>> start Materials provided

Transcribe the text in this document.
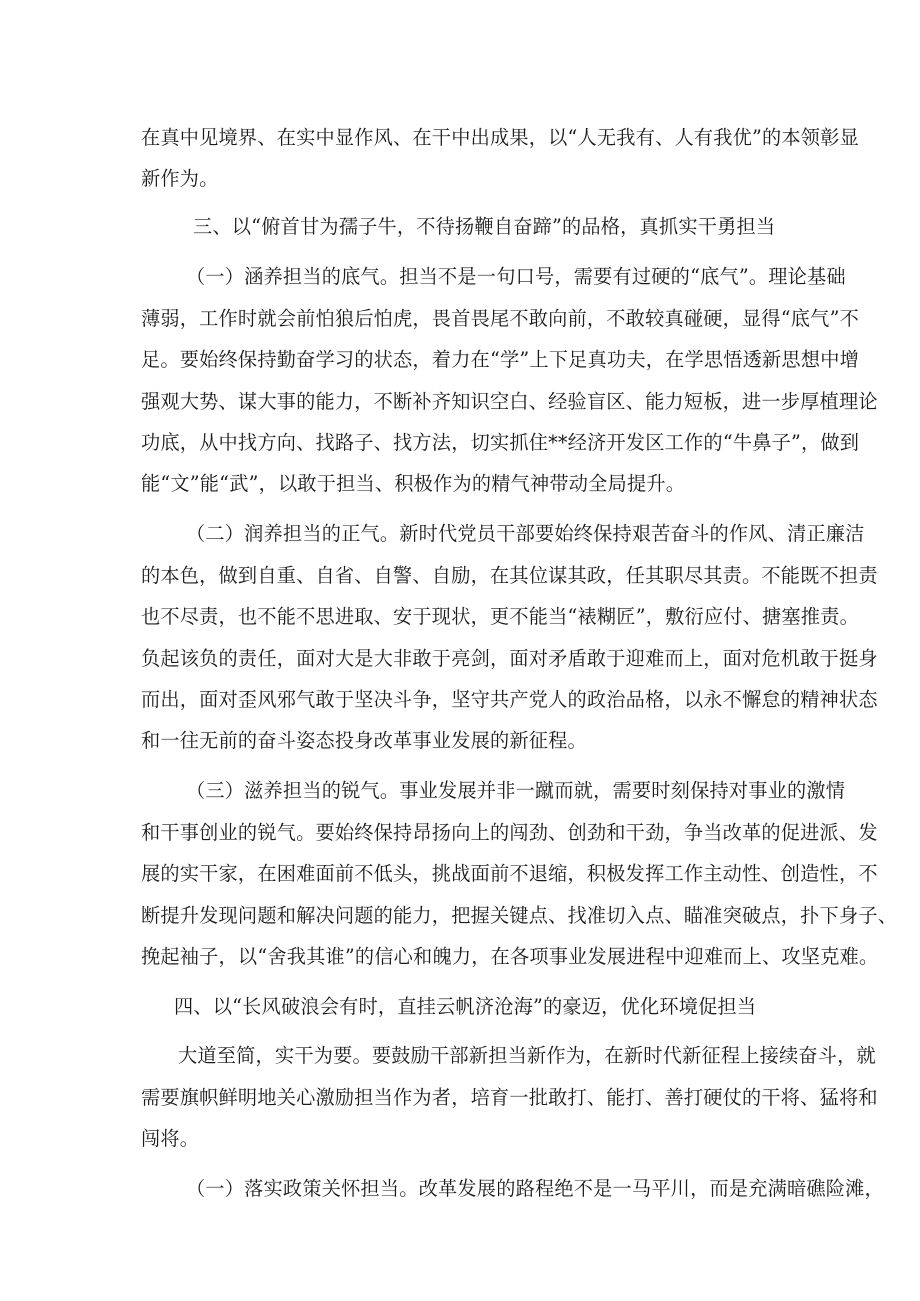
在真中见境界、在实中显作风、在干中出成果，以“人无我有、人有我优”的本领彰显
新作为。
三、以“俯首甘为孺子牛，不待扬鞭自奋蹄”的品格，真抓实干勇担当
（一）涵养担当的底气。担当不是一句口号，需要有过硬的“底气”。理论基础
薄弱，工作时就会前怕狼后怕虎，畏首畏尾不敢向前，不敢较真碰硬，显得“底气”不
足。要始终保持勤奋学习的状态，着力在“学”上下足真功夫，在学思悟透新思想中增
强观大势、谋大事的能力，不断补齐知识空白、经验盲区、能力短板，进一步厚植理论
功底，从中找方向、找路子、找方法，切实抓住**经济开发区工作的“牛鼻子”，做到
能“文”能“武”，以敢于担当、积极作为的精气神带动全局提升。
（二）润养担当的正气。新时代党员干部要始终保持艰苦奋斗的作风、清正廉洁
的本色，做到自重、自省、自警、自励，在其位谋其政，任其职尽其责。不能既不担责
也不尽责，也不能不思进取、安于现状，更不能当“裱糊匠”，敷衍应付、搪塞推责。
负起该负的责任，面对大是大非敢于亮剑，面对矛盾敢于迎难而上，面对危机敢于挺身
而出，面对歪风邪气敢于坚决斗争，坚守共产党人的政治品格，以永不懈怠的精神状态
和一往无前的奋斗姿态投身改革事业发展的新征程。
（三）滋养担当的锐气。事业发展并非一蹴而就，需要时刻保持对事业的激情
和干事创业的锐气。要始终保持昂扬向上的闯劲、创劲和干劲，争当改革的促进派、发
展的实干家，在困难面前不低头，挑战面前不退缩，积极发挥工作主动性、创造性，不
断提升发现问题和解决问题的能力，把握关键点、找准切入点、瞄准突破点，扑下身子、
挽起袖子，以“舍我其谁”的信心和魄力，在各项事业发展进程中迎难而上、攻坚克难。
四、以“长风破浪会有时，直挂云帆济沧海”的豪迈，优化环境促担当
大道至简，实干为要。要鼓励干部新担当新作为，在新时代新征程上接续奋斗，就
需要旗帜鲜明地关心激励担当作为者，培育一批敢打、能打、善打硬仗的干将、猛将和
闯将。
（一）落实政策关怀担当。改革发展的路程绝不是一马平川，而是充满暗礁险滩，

>> end Materials provided

* **Exercise prompt**:
Except for the pictures, give all the material above again verbatim.

* **Output of the exercise**:
Transcribe the text in this document.
在真中见境界、在实中显作风、在干中出成果，以“人无我有、人有我优”的本领彰显
新作为。
三、以“俯首甘为孺子牛，不待扬鞭自奋蹄”的品格，真抓实干勇担当
（一）涵养担当的底气。担当不是一句口号，需要有过硬的“底气”。理论基础
薄弱，工作时就会前怕狼后怕虎，畏首畏尾不敢向前，不敢较真碰硬，显得“底气”不
足。要始终保持勤奋学习的状态，着力在“学”上下足真功夫，在学思悟透新思想中增
强观大势、谋大事的能力，不断补齐知识空白、经验盲区、能力短板，进一步厚植理论
功底，从中找方向、找路子、找方法，切实抓住**经济开发区工作的“牛鼻子”，做到
能“文”能“武”，以敢于担当、积极作为的精气神带动全局提升。
（二）润养担当的正气。新时代党员干部要始终保持艰苦奋斗的作风、清正廉洁
的本色，做到自重、自省、自警、自励，在其位谋其政，任其职尽其责。不能既不担责
也不尽责，也不能不思进取、安于现状，更不能当“裱糊匠”，敷衍应付、搪塞推责。
负起该负的责任，面对大是大非敢于亮剑，面对矛盾敢于迎难而上，面对危机敢于挺身
而出，面对歪风邪气敢于坚决斗争，坚守共产党人的政治品格，以永不懈怠的精神状态
和一往无前的奋斗姿态投身改革事业发展的新征程。
（三）滋养担当的锐气。事业发展并非一蹴而就，需要时刻保持对事业的激情
和干事创业的锐气。要始终保持昂扬向上的闯劲、创劲和干劲，争当改革的促进派、发
展的实干家，在困难面前不低头，挑战面前不退缩，积极发挥工作主动性、创造性，不
断提升发现问题和解决问题的能力，把握关键点、找准切入点、瞄准突破点，扑下身子、
挽起袖子，以“舍我其谁”的信心和魄力，在各项事业发展进程中迎难而上、攻坚克难。
四、以“长风破浪会有时，直挂云帆济沧海”的豪迈，优化环境促担当
大道至简，实干为要。要鼓励干部新担当新作为，在新时代新征程上接续奋斗，就
需要旗帜鲜明地关心激励担当作为者，培育一批敢打、能打、善打硬仗的干将、猛将和
闯将。
（一）落实政策关怀担当。改革发展的路程绝不是一马平川，而是充满暗礁险滩，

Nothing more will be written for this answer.